REQUIRED TASK. Show every line containing "ustaleniu" by copying it.

____ RECORDS FOR THE TASK

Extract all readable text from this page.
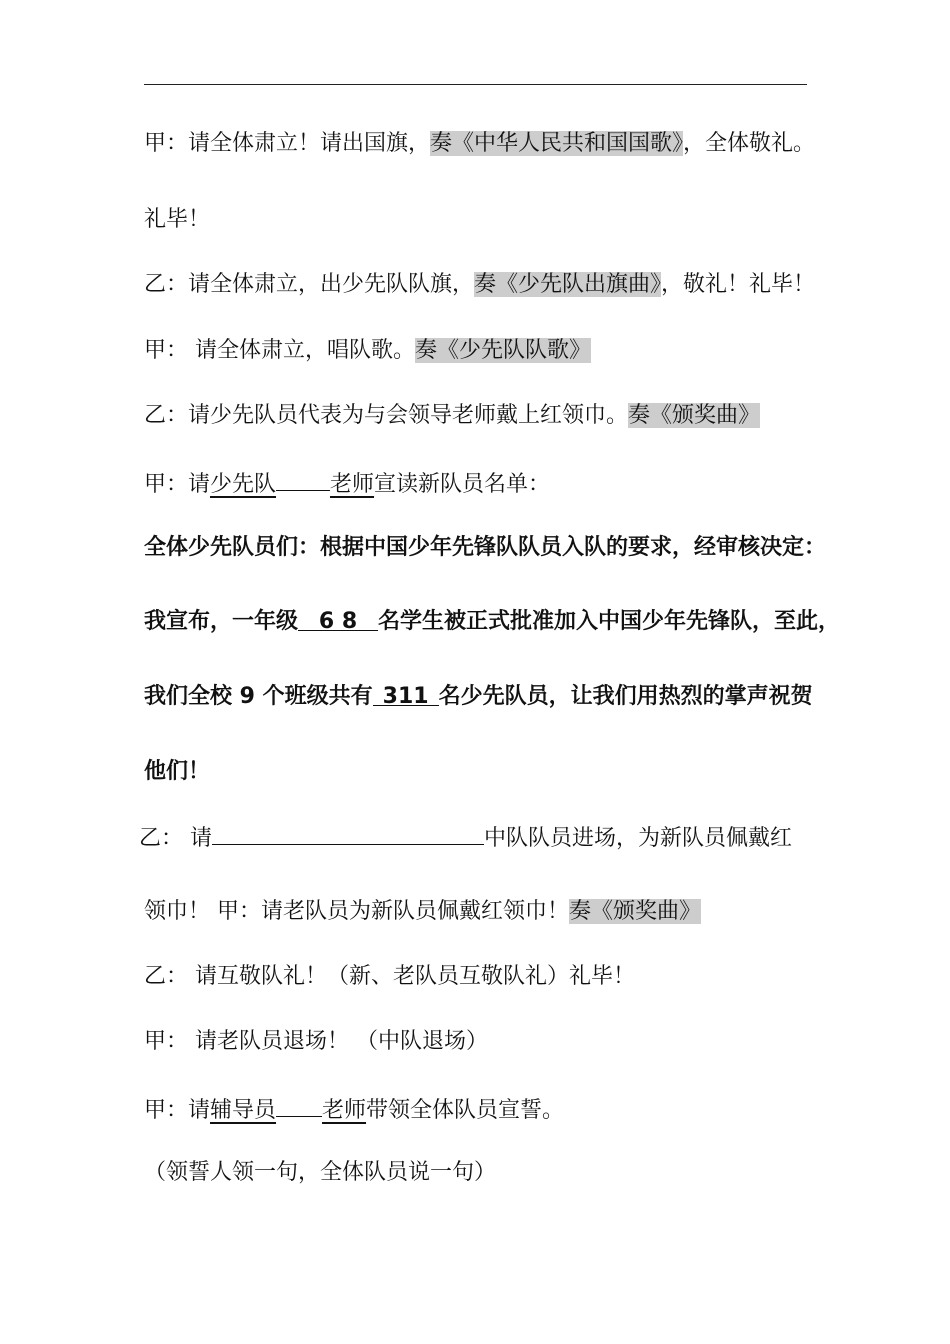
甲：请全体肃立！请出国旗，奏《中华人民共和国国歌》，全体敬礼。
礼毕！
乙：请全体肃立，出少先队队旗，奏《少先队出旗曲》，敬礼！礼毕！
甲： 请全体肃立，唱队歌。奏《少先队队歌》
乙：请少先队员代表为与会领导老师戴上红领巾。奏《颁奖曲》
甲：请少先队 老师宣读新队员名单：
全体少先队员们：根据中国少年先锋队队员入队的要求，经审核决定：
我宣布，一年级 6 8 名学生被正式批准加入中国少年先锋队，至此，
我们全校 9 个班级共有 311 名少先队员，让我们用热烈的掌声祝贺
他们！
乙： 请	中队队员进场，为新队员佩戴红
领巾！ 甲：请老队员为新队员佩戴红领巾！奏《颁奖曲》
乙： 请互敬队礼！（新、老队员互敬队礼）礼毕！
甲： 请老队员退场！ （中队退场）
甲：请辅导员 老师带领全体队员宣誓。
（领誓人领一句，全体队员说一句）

________
____ RECORDS FOR THE TASK

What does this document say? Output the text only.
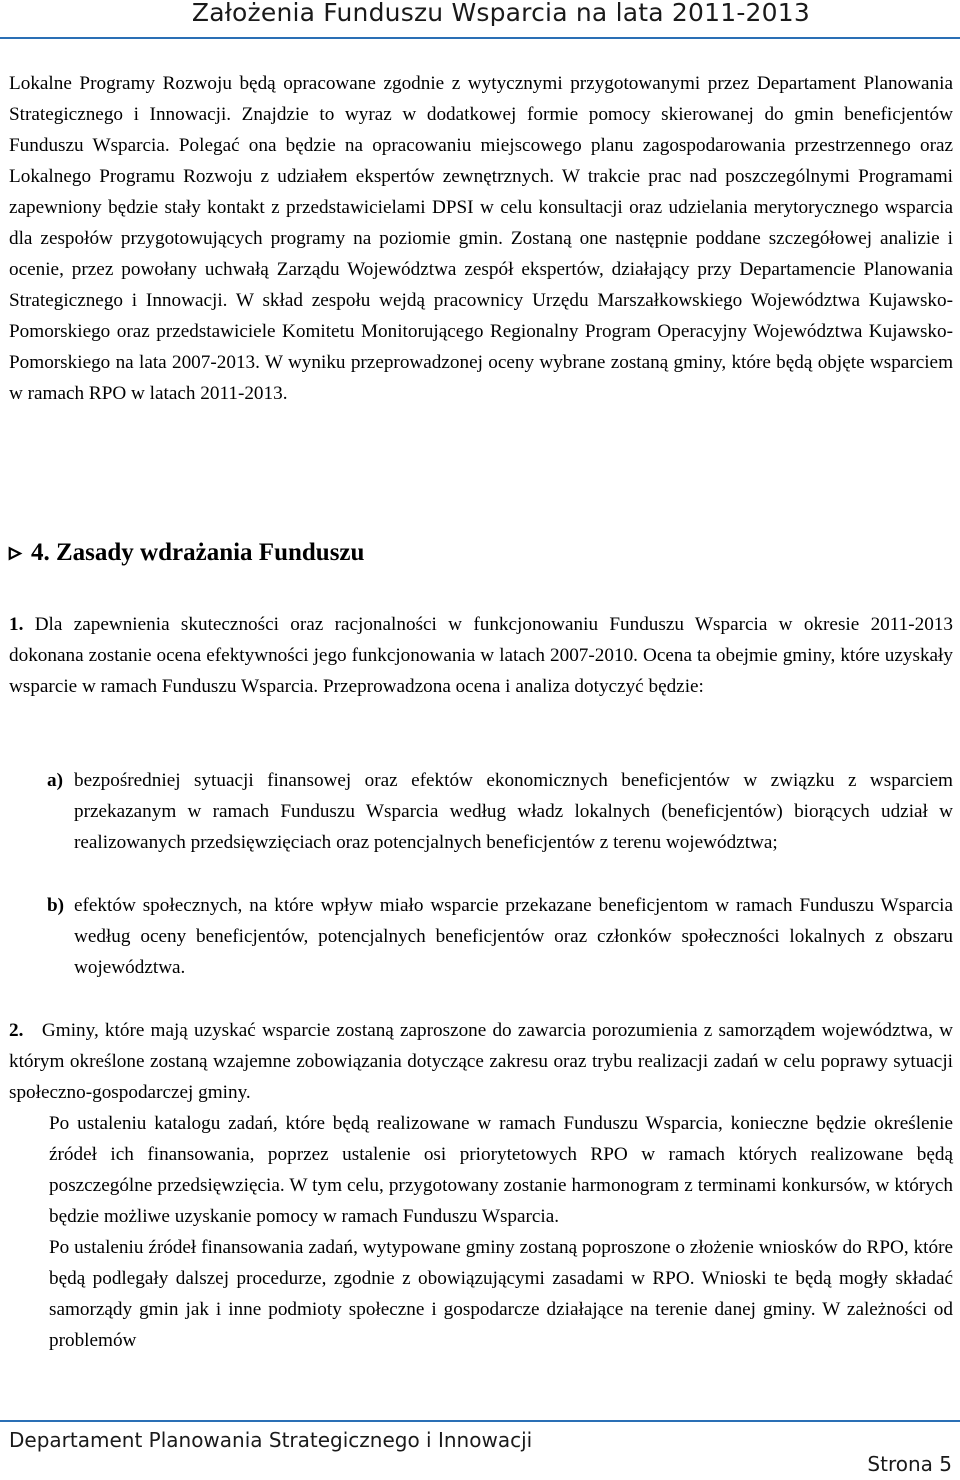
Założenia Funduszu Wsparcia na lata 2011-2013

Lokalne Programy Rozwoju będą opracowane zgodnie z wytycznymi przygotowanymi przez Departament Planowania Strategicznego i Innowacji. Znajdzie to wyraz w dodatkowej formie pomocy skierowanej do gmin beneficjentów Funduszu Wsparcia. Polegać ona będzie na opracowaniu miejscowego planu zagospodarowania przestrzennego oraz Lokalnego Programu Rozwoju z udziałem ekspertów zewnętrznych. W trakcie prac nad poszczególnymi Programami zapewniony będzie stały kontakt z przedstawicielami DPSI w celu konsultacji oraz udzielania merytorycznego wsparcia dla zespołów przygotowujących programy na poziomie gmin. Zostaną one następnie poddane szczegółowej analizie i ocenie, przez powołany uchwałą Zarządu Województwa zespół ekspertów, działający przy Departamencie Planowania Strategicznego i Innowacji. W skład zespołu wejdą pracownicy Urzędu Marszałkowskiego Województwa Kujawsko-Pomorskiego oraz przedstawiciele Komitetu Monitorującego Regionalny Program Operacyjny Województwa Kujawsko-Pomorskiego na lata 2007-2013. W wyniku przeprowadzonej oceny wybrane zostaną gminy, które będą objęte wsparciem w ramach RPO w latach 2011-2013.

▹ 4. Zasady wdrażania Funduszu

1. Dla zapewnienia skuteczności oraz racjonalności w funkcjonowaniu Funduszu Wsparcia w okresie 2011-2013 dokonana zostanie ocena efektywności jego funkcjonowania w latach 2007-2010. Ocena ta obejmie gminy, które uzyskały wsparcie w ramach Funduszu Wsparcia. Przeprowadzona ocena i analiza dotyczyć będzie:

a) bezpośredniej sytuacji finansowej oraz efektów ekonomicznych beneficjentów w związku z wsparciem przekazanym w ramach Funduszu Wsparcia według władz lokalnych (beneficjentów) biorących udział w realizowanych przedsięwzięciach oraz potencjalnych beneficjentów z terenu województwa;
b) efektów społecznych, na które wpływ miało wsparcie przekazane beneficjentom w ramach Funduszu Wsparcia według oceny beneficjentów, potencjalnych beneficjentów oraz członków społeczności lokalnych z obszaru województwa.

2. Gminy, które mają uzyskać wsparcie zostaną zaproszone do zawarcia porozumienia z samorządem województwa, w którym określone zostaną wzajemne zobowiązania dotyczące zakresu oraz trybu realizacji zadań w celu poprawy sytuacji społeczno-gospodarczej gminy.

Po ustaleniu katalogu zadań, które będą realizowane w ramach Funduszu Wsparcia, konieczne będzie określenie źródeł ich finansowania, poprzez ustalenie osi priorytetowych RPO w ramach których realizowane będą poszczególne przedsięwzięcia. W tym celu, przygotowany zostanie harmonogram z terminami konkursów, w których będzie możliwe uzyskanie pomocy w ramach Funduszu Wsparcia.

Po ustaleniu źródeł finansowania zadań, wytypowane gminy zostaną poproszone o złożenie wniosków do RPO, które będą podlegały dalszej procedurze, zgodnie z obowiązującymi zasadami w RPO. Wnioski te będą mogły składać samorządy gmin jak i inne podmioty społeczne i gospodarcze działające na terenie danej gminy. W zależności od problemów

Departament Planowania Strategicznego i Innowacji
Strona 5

________

TASK ANSWER.
Po ustaleniu katalogu zadań, które będą realizowane w ramach Funduszu Wsparcia, konieczne będzie określenie źródeł ich finansowania, poprzez ustalenie osi priorytetowych RPO w ramach których realizowane będą poszczególne przedsięwzięcia. W tym celu, przygotowany zostanie harmonogram z terminami konkursów, w których będzie możliwe uzyskanie pomocy w ramach Funduszu Wsparcia.
Po ustaleniu źródeł finansowania zadań, wytypowane gminy zostaną poproszone o złożenie wniosków do RPO, które będą podlegały dalszej procedurze, zgodnie z obowiązującymi zasadami w RPO. Wnioski te będą mogły składać samorządy gmin jak i inne podmioty społeczne i gospodarcze działające na terenie danej gminy. W zależności od problemów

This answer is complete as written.